*** MATERIAL TO PROCESS
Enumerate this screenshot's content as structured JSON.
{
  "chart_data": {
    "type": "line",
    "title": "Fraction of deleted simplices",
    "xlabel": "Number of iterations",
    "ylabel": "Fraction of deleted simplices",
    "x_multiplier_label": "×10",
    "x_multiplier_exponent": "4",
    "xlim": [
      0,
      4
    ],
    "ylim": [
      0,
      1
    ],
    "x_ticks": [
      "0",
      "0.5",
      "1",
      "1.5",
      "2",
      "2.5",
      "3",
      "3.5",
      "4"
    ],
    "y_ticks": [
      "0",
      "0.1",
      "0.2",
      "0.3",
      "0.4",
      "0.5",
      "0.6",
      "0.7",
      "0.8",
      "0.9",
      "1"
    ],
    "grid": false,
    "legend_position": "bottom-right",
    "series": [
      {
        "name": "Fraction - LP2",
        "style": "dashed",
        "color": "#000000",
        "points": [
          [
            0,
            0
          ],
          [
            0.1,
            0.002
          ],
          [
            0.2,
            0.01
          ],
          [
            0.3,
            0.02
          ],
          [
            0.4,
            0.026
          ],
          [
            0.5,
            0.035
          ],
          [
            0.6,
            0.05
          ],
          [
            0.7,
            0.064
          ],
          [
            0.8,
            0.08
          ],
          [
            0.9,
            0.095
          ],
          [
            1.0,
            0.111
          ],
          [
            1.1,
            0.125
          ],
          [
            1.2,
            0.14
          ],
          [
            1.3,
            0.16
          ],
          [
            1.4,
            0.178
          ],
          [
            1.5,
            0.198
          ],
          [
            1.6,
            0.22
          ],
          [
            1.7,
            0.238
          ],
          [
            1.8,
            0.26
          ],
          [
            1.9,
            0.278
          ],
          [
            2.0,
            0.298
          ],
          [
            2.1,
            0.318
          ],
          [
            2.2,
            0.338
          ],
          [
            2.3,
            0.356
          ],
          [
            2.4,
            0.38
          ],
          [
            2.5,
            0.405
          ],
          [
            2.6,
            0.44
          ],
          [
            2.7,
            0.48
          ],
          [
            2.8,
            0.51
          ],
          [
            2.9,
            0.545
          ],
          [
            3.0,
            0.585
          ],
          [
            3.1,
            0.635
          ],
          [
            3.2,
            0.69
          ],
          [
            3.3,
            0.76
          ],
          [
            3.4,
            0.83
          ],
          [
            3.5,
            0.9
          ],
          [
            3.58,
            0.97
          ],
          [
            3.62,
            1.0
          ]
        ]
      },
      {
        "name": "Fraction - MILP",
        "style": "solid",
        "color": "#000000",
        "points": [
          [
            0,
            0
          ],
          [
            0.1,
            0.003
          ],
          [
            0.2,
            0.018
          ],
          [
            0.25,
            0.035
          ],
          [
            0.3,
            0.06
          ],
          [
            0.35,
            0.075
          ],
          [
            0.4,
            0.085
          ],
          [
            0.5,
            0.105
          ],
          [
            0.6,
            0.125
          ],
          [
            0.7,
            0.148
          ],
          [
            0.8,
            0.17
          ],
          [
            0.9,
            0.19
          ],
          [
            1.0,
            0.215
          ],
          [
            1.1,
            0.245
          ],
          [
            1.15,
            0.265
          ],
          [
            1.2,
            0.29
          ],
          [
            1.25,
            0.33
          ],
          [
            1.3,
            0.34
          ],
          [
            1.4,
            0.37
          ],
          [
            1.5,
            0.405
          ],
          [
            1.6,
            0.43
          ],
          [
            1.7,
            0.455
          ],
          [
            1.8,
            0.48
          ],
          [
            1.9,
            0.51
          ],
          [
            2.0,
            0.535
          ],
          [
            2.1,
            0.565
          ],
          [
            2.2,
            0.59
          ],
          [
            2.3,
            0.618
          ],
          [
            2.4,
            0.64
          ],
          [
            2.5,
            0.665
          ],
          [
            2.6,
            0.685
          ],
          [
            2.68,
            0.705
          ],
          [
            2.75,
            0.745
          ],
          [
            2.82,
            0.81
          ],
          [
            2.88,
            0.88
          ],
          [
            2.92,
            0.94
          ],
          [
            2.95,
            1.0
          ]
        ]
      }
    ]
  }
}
******
> WRITTEN REQUEST
Return every line of the material exactly.

> TASK ANSWER
Enumerate this screenshot's content as structured JSON.
{
  "chart_data": {
    "type": "line",
    "title": "Fraction of deleted simplices",
    "xlabel": "Number of iterations",
    "ylabel": "Fraction of deleted simplices",
    "x_multiplier_label": "×10",
    "x_multiplier_exponent": "4",
    "xlim": [
      0,
      4
    ],
    "ylim": [
      0,
      1
    ],
    "x_ticks": [
      "0",
      "0.5",
      "1",
      "1.5",
      "2",
      "2.5",
      "3",
      "3.5",
      "4"
    ],
    "y_ticks": [
      "0",
      "0.1",
      "0.2",
      "0.3",
      "0.4",
      "0.5",
      "0.6",
      "0.7",
      "0.8",
      "0.9",
      "1"
    ],
    "grid": false,
    "legend_position": "bottom-right",
    "series": [
      {
        "name": "Fraction - LP2",
        "style": "dashed",
        "color": "#000000",
        "points": [
          [
            0,
            0
          ],
          [
            0.1,
            0.002
          ],
          [
            0.2,
            0.01
          ],
          [
            0.3,
            0.02
          ],
          [
            0.4,
            0.026
          ],
          [
            0.5,
            0.035
          ],
          [
            0.6,
            0.05
          ],
          [
            0.7,
            0.064
          ],
          [
            0.8,
            0.08
          ],
          [
            0.9,
            0.095
          ],
          [
            1.0,
            0.111
          ],
          [
            1.1,
            0.125
          ],
          [
            1.2,
            0.14
          ],
          [
            1.3,
            0.16
          ],
          [
            1.4,
            0.178
          ],
          [
            1.5,
            0.198
          ],
          [
            1.6,
            0.22
          ],
          [
            1.7,
            0.238
          ],
          [
            1.8,
            0.26
          ],
          [
            1.9,
            0.278
          ],
          [
            2.0,
            0.298
          ],
          [
            2.1,
            0.318
          ],
          [
            2.2,
            0.338
          ],
          [
            2.3,
            0.356
          ],
          [
            2.4,
            0.38
          ],
          [
            2.5,
            0.405
          ],
          [
            2.6,
            0.44
          ],
          [
            2.7,
            0.48
          ],
          [
            2.8,
            0.51
          ],
          [
            2.9,
            0.545
          ],
          [
            3.0,
            0.585
          ],
          [
            3.1,
            0.635
          ],
          [
            3.2,
            0.69
          ],
          [
            3.3,
            0.76
          ],
          [
            3.4,
            0.83
          ],
          [
            3.5,
            0.9
          ],
          [
            3.58,
            0.97
          ],
          [
            3.62,
            1.0
          ]
        ]
      },
      {
        "name": "Fraction - MILP",
        "style": "solid",
        "color": "#000000",
        "points": [
          [
            0,
            0
          ],
          [
            0.1,
            0.003
          ],
          [
            0.2,
            0.018
          ],
          [
            0.25,
            0.035
          ],
          [
            0.3,
            0.06
          ],
          [
            0.35,
            0.075
          ],
          [
            0.4,
            0.085
          ],
          [
            0.5,
            0.105
          ],
          [
            0.6,
            0.125
          ],
          [
            0.7,
            0.148
          ],
          [
            0.8,
            0.17
          ],
          [
            0.9,
            0.19
          ],
          [
            1.0,
            0.215
          ],
          [
            1.1,
            0.245
          ],
          [
            1.15,
            0.265
          ],
          [
            1.2,
            0.29
          ],
          [
            1.25,
            0.33
          ],
          [
            1.3,
            0.34
          ],
          [
            1.4,
            0.37
          ],
          [
            1.5,
            0.405
          ],
          [
            1.6,
            0.43
          ],
          [
            1.7,
            0.455
          ],
          [
            1.8,
            0.48
          ],
          [
            1.9,
            0.51
          ],
          [
            2.0,
            0.535
          ],
          [
            2.1,
            0.565
          ],
          [
            2.2,
            0.59
          ],
          [
            2.3,
            0.618
          ],
          [
            2.4,
            0.64
          ],
          [
            2.5,
            0.665
          ],
          [
            2.6,
            0.685
          ],
          [
            2.68,
            0.705
          ],
          [
            2.75,
            0.745
          ],
          [
            2.82,
            0.81
          ],
          [
            2.88,
            0.88
          ],
          [
            2.92,
            0.94
          ],
          [
            2.95,
            1.0
          ]
        ]
      }
    ]
  }
}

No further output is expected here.